Task description:
Locate every line in the records below that contains the word "under", and copy each one.

━━━ Source material ━━━

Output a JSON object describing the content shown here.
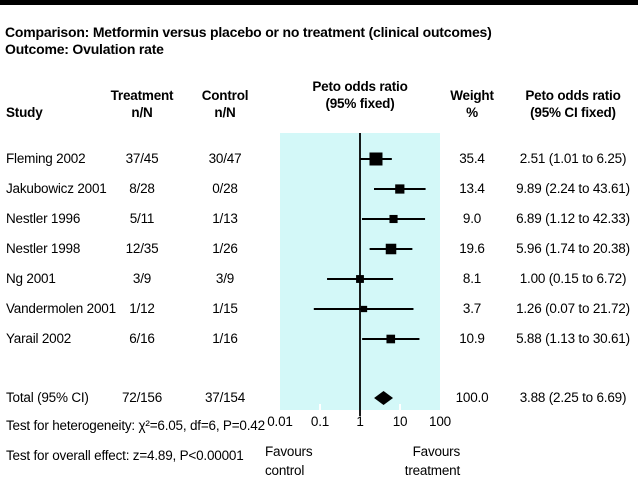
{
  "page": {
    "title_line1": "Comparison: Metformin versus placebo or no treatment (clinical outcomes)",
    "title_line2": "Outcome: Ovulation rate"
  },
  "table": {
    "headers": {
      "study": "Study",
      "treatment": "Treatment",
      "treatment_sub": "n/N",
      "control": "Control",
      "control_sub": "n/N",
      "plot": "Peto odds ratio",
      "plot_sub": "(95% fixed)",
      "weight": "Weight",
      "weight_sub": "%",
      "or_col": "Peto odds ratio",
      "or_col_sub": "(95% CI fixed)"
    }
  },
  "chart_data": {
    "type": "forest",
    "title": "Metformin versus placebo or no treatment (clinical outcomes) — Ovulation rate",
    "effect_measure": "Peto odds ratio (95% CI fixed)",
    "colors": {
      "plot_bg": "#d3f8f8",
      "marker": "#000000"
    },
    "x_axis": {
      "scale": "log",
      "range": [
        0.01,
        100
      ],
      "ticks": [
        0.01,
        0.1,
        1,
        10,
        100
      ],
      "tick_labels": [
        "0.01",
        "0.1",
        "1",
        "10",
        "100"
      ],
      "left_label": [
        "Favours",
        "control"
      ],
      "right_label": [
        "Favours",
        "treatment"
      ]
    },
    "studies": [
      {
        "study": "Fleming 2002",
        "treatment": "37/45",
        "control": "30/47",
        "weight": 35.4,
        "weight_label": "35.4",
        "or": 2.51,
        "ci_low": 1.01,
        "ci_high": 6.25,
        "or_label": "2.51 (1.01 to 6.25)"
      },
      {
        "study": "Jakubowicz 2001",
        "treatment": "8/28",
        "control": "0/28",
        "weight": 13.4,
        "weight_label": "13.4",
        "or": 9.89,
        "ci_low": 2.24,
        "ci_high": 43.61,
        "or_label": "9.89 (2.24 to 43.61)"
      },
      {
        "study": "Nestler 1996",
        "treatment": "5/11",
        "control": "1/13",
        "weight": 9.0,
        "weight_label": "9.0",
        "or": 6.89,
        "ci_low": 1.12,
        "ci_high": 42.33,
        "or_label": "6.89 (1.12 to 42.33)"
      },
      {
        "study": "Nestler 1998",
        "treatment": "12/35",
        "control": "1/26",
        "weight": 19.6,
        "weight_label": "19.6",
        "or": 5.96,
        "ci_low": 1.74,
        "ci_high": 20.38,
        "or_label": "5.96 (1.74 to 20.38)"
      },
      {
        "study": "Ng 2001",
        "treatment": "3/9",
        "control": "3/9",
        "weight": 8.1,
        "weight_label": "8.1",
        "or": 1.0,
        "ci_low": 0.15,
        "ci_high": 6.72,
        "or_label": "1.00 (0.15 to 6.72)"
      },
      {
        "study": "Vandermolen 2001",
        "treatment": "1/12",
        "control": "1/15",
        "weight": 3.7,
        "weight_label": "3.7",
        "or": 1.26,
        "ci_low": 0.07,
        "ci_high": 21.72,
        "or_label": "1.26 (0.07 to 21.72)"
      },
      {
        "study": "Yarail 2002",
        "treatment": "6/16",
        "control": "1/16",
        "weight": 10.9,
        "weight_label": "10.9",
        "or": 5.88,
        "ci_low": 1.13,
        "ci_high": 30.61,
        "or_label": "5.88 (1.13 to 30.61)"
      }
    ],
    "total": {
      "label": "Total (95% CI)",
      "treatment": "72/156",
      "control": "37/154",
      "weight_label": "100.0",
      "or": 3.88,
      "ci_low": 2.25,
      "ci_high": 6.69,
      "or_label": "3.88 (2.25 to 6.69)"
    }
  },
  "footnotes": {
    "heterogeneity": "Test for heterogeneity: χ²=6.05, df=6, P=0.42",
    "overall": "Test for overall effect: z=4.89, P<0.00001"
  }
}
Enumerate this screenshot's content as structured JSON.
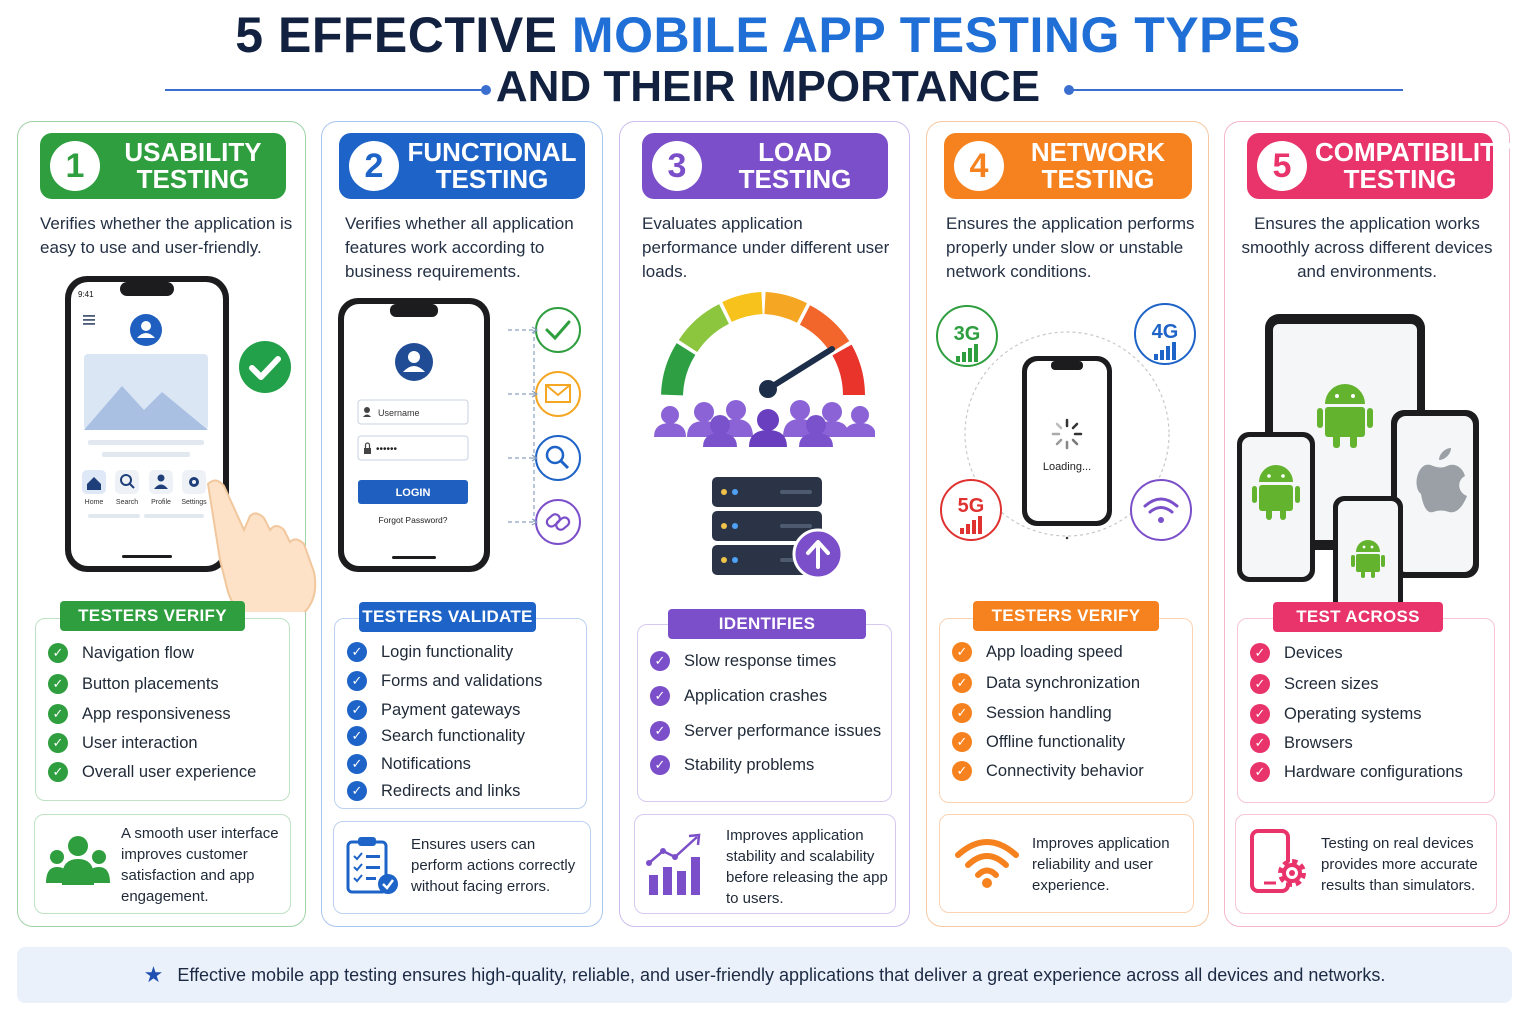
{
  "title": {
    "line1_a": "5 EFFECTIVE ",
    "line1_b": "MOBILE APP TESTING TYPES",
    "line2": "AND THEIR IMPORTANCE"
  },
  "colors": {
    "green": "#2e9e3e",
    "blue": "#1e63c7",
    "purple": "#7b4fc9",
    "orange": "#f5821f",
    "pink": "#e8336b",
    "navy": "#12213f"
  },
  "cards": [
    {
      "number": "1",
      "title": "USABILITY\nTESTING",
      "description": "Verifies whether the application is easy to use and user-friendly.",
      "section_label": "TESTERS VERIFY",
      "items": [
        "Navigation flow",
        "Button placements",
        "App responsiveness",
        "User interaction",
        "Overall user experience"
      ],
      "note": "A smooth user interface improves customer satisfaction and app engagement.",
      "note_icon": "users-icon",
      "phone": {
        "time": "9:41",
        "nav": [
          "Home",
          "Search",
          "Profile",
          "Settings"
        ]
      }
    },
    {
      "number": "2",
      "title": "FUNCTIONAL\nTESTING",
      "description": "Verifies whether all application features work according to business requirements.",
      "section_label": "TESTERS VALIDATE",
      "items": [
        "Login functionality",
        "Forms and validations",
        "Payment gateways",
        "Search functionality",
        "Notifications",
        "Redirects and links"
      ],
      "note": "Ensures users can perform actions correctly without facing errors.",
      "note_icon": "checklist-icon",
      "phone": {
        "username_placeholder": "Username",
        "password_value": "••••••",
        "login_label": "LOGIN",
        "forgot_label": "Forgot Password?"
      }
    },
    {
      "number": "3",
      "title": "LOAD\nTESTING",
      "description": "Evaluates application performance under different user loads.",
      "section_label": "IDENTIFIES",
      "items": [
        "Slow response times",
        "Application crashes",
        "Server performance issues",
        "Stability problems"
      ],
      "note": "Improves application stability and scalability before releasing the app to users.",
      "note_icon": "growth-chart-icon"
    },
    {
      "number": "4",
      "title": "NETWORK\nTESTING",
      "description": "Ensures the application performs properly under slow or unstable network conditions.",
      "section_label": "TESTERS VERIFY",
      "items": [
        "App loading speed",
        "Data synchronization",
        "Session handling",
        "Offline functionality",
        "Connectivity behavior"
      ],
      "note": "Improves application reliability and user experience.",
      "note_icon": "wifi-icon",
      "network_badges": [
        "3G",
        "4G",
        "5G"
      ],
      "loading_label": "Loading..."
    },
    {
      "number": "5",
      "title": "COMPATIBILITY\nTESTING",
      "description": "Ensures the application works smoothly across different devices and environments.",
      "section_label": "TEST ACROSS",
      "items": [
        "Devices",
        "Screen sizes",
        "Operating systems",
        "Browsers",
        "Hardware configurations"
      ],
      "note": "Testing on real devices provides more accurate results than simulators.",
      "note_icon": "device-gear-icon"
    }
  ],
  "footer": "Effective mobile app testing ensures high-quality, reliable, and user-friendly applications that deliver a great experience across all devices and networks."
}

━━━

Solution to this exercise:
      "description": "Evaluates application performance under different user loads.",
      "description": "Ensures the application performs properly under slow or unstable network conditions.",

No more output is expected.